> [Document passage]:
An American Classic: A Tree Grows In Brooklyn by Betty Smith
From
the desk of author Lee Ann Sontheimer Murphy…..
Reading
became a favorite pastime early in life.
Before I learned to read, my parents and grandparents often read aloud
to me, my mother with great enthusiasm and my father so tired from long days
working in the packing house he often fell asleep over the book. Once I could read, I read any and
everything. I read children’s classics
and popular tales, biographies and fairy tales.
I graduated from stories like B Is
For Betsy to Little Women and by
the time I was in the fourth grade, I began reading selected adult novels. One of the first was Gone With The Wind but soon after, I read A Tree Grows In Brooklyn, the American classic by author Betty
Smith.
Since the protagonist
of the story is a young girl, Francie Nolan, who dreams of becoming a writer
one day, I was hooked from page one.
Although it depicted life in Brooklyn fifty years before my birth, the
world of immigrants, poverty, and a child’s imagination touched a chord within
me. In the novel, Francie is the
granddaughter of immigrants and I happened to be third generation
American. Two of my great-grandfathers
made the trek to America, one from Germany, the other from England. I grew up listening to stories about their
lives from my grandmother who could tell a rich tale with no little skill.

[Data items]
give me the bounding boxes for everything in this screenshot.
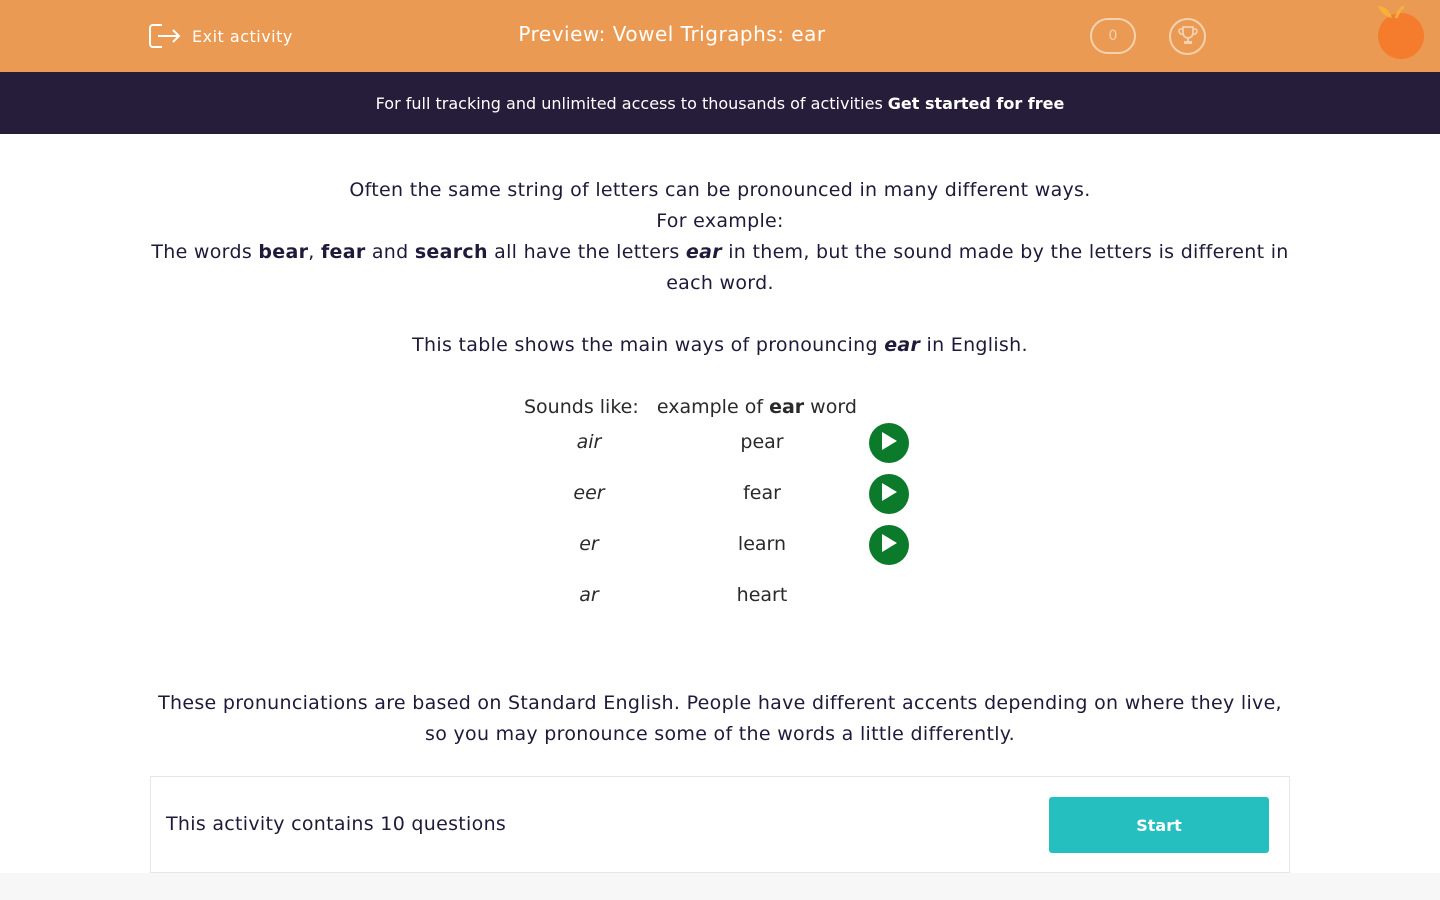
intro-paragraph-4: This table shows the main ways of pronou…: [150, 330, 1290, 361]
text-span: in them, but the sound made by the lette…: [666, 241, 1289, 294]
play-audio-button[interactable]: [869, 525, 909, 565]
accent-note: These pronunciations are based on Standa…: [158, 692, 1282, 745]
table-row: air pear: [0, 423, 1440, 463]
text-span: The words: [151, 241, 259, 263]
play-icon: [880, 482, 898, 507]
table-row: er learn: [0, 525, 1440, 565]
word-cell: learn: [737, 533, 787, 555]
letters-ear: ear: [685, 241, 722, 263]
text-span: word: [804, 396, 857, 418]
example-word-search: search: [414, 241, 488, 263]
header-ear: ear: [769, 396, 805, 418]
orange-logo[interactable]: [1374, 4, 1430, 62]
play-icon: [880, 431, 898, 456]
activity-start-panel: This activity contains 10 questions Star…: [150, 776, 1290, 873]
top-header: Exit activity Preview: Vowel Trigraphs: …: [0, 0, 1440, 72]
text-span: all have the letters: [487, 241, 686, 263]
sound-cell: er: [579, 533, 599, 555]
word-cell: fear: [743, 482, 781, 504]
intro-line-1: Often the same string of letters can be …: [349, 179, 1091, 201]
trophy-button[interactable]: [1169, 18, 1206, 55]
intro-paragraph-3: The words bear, fear and search all have…: [150, 237, 1290, 299]
word-cell: heart: [736, 584, 788, 606]
sound-cell: ar: [579, 584, 599, 606]
question-count: This activity contains 10 questions: [166, 813, 507, 835]
text-span: example of: [656, 396, 770, 418]
letters-ear: ear: [884, 334, 921, 356]
header-sounds-like: Sounds like:: [524, 396, 639, 418]
play-audio-button[interactable]: [869, 423, 909, 463]
page-title: Preview: Vowel Trigraphs: ear: [518, 22, 826, 46]
word-cell: pear: [740, 431, 784, 453]
text-span: This table shows the main ways of pronou…: [412, 334, 885, 356]
sound-cell: air: [576, 431, 602, 453]
play-audio-button[interactable]: [869, 474, 909, 514]
text-span: ,: [308, 241, 321, 263]
trophy-icon: [1177, 24, 1199, 50]
table-row: eer fear: [0, 474, 1440, 514]
sound-cell: eer: [573, 482, 605, 504]
header-example: example of ear word: [657, 396, 857, 418]
intro-text: Often the same string of letters can be …: [150, 175, 1290, 361]
footer-strip: [0, 873, 1440, 900]
text-span: in English.: [920, 334, 1028, 356]
text-span: and: [365, 241, 415, 263]
table-header: Sounds like: example of ear word: [524, 396, 857, 418]
banner-text: For full tracking and unlimited access t…: [375, 93, 883, 113]
get-started-link[interactable]: Get started for free: [888, 94, 1065, 113]
score-badge: 0: [1090, 18, 1136, 54]
start-button[interactable]: Start: [1049, 797, 1269, 853]
table-row: ar heart: [0, 576, 1440, 616]
intro-line-2: For example:: [656, 210, 784, 232]
example-word-fear: fear: [320, 241, 366, 263]
signup-banner: For full tracking and unlimited access t…: [0, 72, 1440, 134]
play-icon: [880, 533, 898, 558]
example-word-bear: bear: [258, 241, 309, 263]
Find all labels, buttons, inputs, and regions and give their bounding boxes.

> [Task to carry out]: Reproduce the passage from the reading-memoir text word for word, starting at "Before I learned" up to and including "from page one.".

> [Exercise result]:
Before I learned to read, my parents and grandparents often read aloud
to me, my mother with great enthusiasm and my father so tired from long days
working in the packing house he often fell asleep over the book. Once I could read, I read any and
everything. I read children’s classics
and popular tales, biographies and fairy tales.
I graduated from stories like B Is
For Betsy to Little Women and by
the time I was in the fourth grade, I began reading selected adult novels. One of the first was Gone With The Wind but soon after, I read A Tree Grows In Brooklyn, the American classic by author Betty
Smith.
Since the protagonist
of the story is a young girl, Francie Nolan, who dreams of becoming a writer
one day, I was hooked from page one.